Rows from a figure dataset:

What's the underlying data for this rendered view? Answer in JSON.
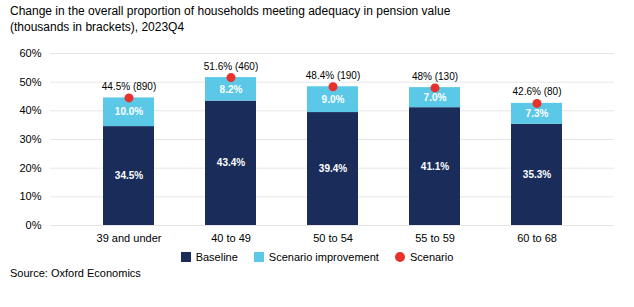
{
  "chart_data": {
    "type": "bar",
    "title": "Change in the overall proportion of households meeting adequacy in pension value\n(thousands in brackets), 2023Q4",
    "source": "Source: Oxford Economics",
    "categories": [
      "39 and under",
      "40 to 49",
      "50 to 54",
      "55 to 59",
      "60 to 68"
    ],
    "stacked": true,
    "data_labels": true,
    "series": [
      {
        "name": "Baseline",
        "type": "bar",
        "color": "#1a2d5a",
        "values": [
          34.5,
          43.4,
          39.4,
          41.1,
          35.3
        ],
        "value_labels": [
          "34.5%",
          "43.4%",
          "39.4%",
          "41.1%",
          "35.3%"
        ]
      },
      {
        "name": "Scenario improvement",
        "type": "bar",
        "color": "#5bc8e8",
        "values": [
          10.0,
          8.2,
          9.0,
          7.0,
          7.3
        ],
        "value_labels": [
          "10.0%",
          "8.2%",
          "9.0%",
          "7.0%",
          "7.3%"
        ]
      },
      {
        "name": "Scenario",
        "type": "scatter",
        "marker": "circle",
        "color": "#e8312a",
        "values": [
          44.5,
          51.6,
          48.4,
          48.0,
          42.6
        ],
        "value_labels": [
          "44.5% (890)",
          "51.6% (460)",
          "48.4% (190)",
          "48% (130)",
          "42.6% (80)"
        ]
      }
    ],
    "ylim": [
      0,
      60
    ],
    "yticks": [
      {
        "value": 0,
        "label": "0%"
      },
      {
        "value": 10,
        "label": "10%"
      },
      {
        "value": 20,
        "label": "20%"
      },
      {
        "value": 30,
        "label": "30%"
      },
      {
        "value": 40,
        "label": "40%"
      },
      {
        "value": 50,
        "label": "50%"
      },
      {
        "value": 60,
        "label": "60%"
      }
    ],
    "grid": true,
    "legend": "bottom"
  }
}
==
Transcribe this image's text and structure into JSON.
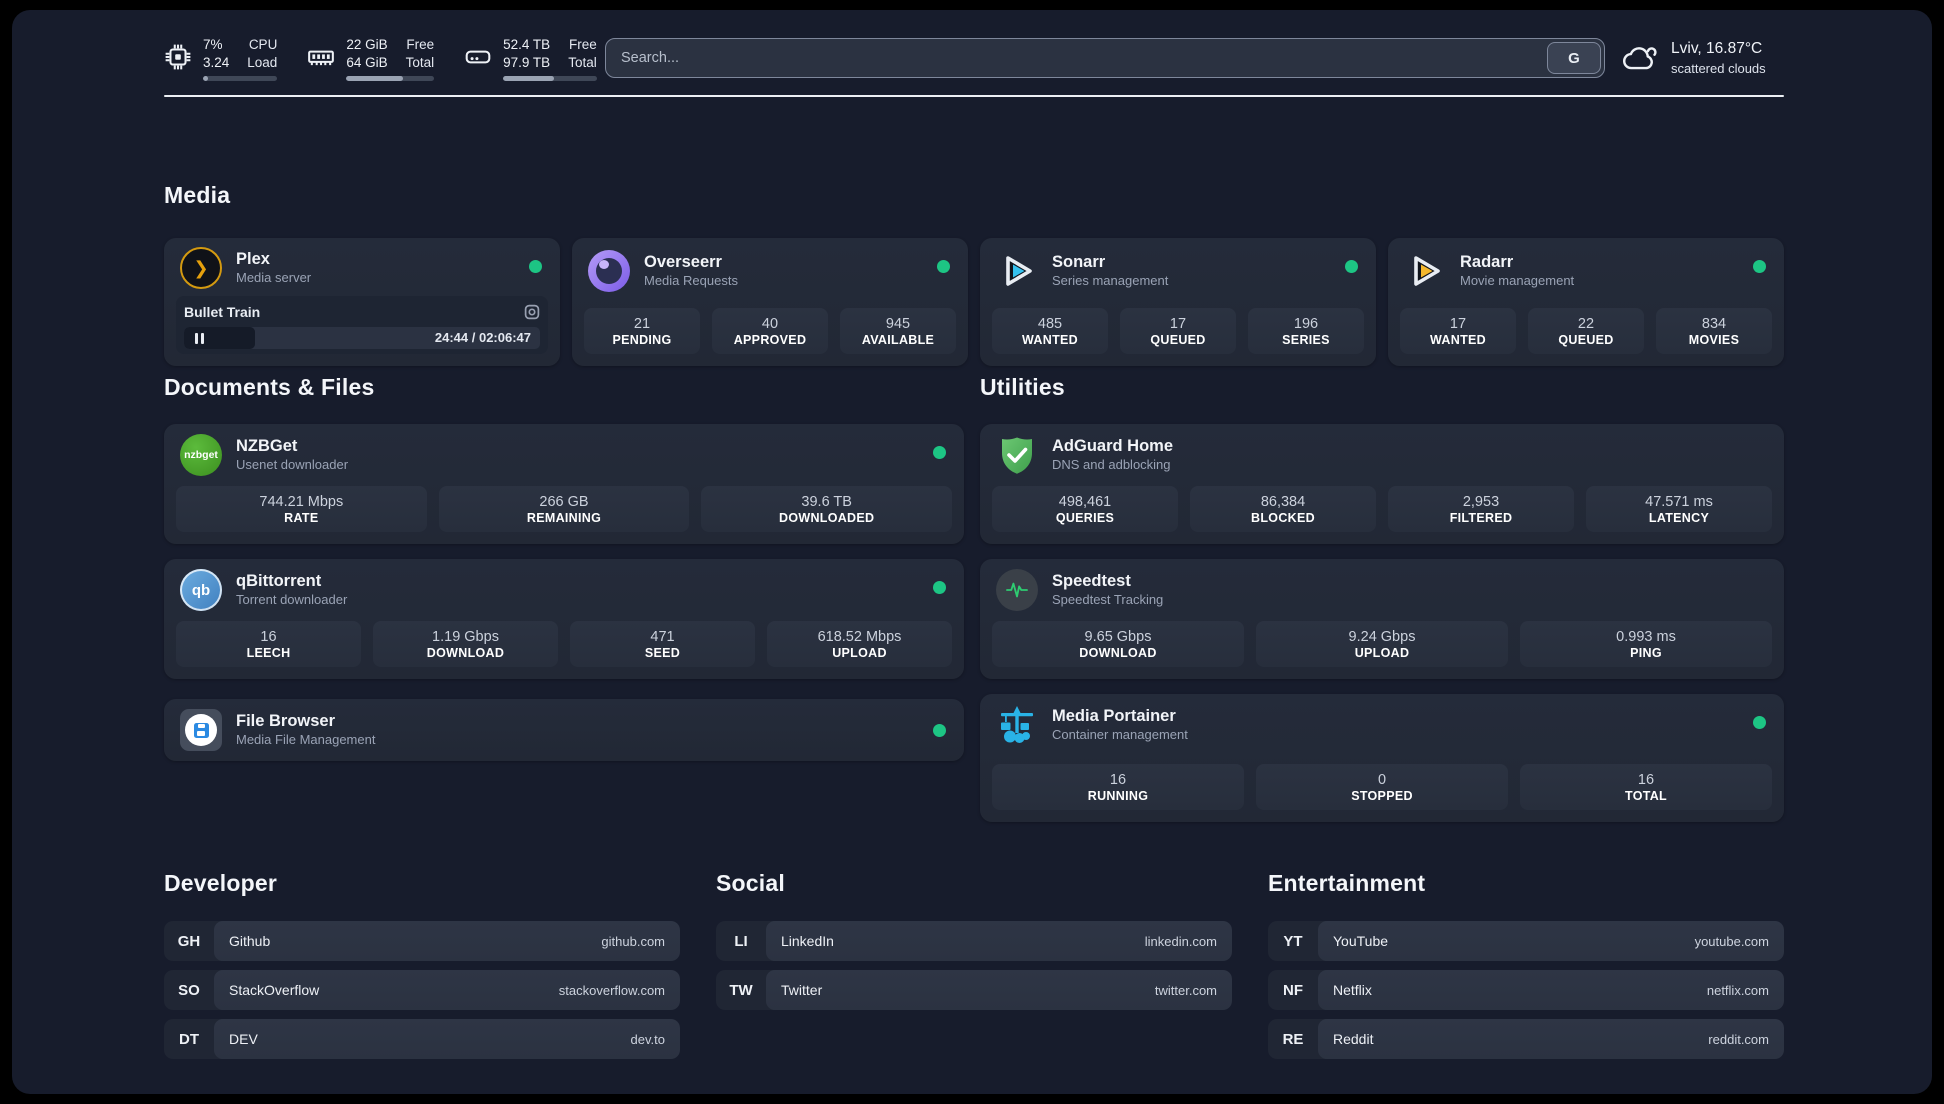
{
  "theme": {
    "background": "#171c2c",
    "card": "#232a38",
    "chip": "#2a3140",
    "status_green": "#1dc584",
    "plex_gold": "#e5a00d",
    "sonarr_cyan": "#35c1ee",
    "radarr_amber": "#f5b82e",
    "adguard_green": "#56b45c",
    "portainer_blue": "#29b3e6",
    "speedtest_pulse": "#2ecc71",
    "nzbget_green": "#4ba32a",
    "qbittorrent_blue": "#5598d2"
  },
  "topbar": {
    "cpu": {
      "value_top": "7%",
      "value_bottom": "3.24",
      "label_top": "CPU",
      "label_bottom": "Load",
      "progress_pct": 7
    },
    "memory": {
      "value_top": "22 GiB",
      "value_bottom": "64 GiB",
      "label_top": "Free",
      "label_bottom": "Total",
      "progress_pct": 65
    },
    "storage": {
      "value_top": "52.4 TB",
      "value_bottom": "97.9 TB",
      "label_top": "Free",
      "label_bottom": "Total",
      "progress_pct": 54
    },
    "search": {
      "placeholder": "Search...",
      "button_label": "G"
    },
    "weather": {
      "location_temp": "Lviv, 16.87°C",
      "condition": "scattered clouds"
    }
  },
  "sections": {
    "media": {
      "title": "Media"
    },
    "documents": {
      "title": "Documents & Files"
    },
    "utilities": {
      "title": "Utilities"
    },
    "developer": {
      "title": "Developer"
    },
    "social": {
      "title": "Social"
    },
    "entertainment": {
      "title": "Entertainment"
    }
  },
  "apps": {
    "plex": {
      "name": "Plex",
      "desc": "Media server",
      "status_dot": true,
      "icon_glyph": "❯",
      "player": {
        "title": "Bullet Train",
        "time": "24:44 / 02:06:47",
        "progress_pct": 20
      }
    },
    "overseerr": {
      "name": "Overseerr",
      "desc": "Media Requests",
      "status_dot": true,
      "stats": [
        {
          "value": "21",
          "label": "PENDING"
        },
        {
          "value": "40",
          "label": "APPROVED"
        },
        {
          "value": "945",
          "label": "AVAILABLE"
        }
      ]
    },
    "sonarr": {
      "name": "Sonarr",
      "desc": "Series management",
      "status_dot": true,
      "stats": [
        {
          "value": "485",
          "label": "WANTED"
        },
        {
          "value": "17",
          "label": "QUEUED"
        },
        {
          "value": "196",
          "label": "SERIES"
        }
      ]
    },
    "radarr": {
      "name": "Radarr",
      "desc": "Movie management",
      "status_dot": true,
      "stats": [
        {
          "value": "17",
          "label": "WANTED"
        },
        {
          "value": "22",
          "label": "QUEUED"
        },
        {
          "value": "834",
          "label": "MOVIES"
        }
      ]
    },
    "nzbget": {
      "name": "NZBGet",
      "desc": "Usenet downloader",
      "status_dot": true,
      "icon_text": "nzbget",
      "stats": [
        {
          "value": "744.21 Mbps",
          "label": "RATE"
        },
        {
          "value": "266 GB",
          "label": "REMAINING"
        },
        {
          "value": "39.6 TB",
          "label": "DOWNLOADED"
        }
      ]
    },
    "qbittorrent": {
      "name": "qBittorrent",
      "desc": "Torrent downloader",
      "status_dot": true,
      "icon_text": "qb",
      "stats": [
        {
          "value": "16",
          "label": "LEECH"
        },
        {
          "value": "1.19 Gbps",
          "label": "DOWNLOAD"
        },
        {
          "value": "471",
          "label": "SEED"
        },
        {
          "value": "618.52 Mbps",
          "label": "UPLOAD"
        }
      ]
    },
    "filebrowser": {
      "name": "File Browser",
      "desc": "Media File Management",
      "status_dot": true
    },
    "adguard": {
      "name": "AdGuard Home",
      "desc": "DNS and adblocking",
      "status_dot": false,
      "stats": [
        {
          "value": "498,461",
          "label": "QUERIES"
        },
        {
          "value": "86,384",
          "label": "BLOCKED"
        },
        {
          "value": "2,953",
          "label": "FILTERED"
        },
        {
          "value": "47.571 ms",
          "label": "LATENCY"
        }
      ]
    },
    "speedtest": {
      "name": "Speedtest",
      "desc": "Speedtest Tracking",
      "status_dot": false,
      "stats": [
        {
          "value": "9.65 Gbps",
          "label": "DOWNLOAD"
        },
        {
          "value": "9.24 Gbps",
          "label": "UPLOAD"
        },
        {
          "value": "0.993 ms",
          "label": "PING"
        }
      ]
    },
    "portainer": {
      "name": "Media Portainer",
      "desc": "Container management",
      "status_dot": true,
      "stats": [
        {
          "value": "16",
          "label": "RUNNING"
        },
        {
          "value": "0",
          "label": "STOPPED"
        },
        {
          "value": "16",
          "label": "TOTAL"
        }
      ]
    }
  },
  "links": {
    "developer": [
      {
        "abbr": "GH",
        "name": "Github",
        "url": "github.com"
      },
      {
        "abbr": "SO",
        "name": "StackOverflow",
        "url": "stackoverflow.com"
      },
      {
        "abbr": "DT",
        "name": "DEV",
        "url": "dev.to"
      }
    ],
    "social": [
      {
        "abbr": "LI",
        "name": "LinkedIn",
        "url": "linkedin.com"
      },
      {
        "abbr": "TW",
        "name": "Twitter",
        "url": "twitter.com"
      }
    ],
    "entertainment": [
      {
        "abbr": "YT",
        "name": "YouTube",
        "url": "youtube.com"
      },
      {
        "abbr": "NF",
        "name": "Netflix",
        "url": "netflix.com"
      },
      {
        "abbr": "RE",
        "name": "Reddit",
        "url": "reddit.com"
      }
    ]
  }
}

**Task to carry out**: Find each line in the records holding the string "title" and show it.

**Written response**:
    "title": "Change in the overall proportion of households meeting adequacy in pension value\n(thousands in brackets), 2023Q4",
      "title": "Media"
      "title": "Documents & Files"
      "title": "Utilities"
      "title": "Developer"
      "title": "Social"
      "title": "Entertainment"
        "title": "Bullet Train",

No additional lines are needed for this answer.